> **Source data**

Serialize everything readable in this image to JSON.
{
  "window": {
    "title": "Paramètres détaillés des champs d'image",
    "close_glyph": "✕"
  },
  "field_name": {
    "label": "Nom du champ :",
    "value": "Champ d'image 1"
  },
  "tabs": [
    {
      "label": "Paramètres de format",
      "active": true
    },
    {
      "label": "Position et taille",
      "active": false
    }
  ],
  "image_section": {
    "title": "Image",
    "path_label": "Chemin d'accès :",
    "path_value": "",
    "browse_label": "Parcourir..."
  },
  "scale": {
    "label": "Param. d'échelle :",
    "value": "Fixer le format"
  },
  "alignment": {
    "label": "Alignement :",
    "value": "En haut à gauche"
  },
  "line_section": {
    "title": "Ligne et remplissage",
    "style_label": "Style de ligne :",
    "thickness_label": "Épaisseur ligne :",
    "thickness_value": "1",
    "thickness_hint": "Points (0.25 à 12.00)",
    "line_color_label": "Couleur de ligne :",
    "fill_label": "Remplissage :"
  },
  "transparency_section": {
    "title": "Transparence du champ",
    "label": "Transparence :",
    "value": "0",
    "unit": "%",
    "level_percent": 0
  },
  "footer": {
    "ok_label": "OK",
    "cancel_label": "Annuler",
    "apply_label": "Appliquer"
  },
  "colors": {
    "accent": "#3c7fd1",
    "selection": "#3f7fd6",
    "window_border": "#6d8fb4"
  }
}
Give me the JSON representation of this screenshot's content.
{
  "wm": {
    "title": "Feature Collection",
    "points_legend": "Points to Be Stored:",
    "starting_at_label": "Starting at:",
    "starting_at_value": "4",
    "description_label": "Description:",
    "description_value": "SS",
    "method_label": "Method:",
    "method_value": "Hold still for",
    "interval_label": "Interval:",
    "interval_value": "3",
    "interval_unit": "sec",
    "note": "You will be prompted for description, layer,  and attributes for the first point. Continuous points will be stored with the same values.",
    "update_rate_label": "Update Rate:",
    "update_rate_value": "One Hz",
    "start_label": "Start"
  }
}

> **Goal**
Examine the entries and report how many of their lines contain the string "format", giving no more than the number.

> **Response to the task**
2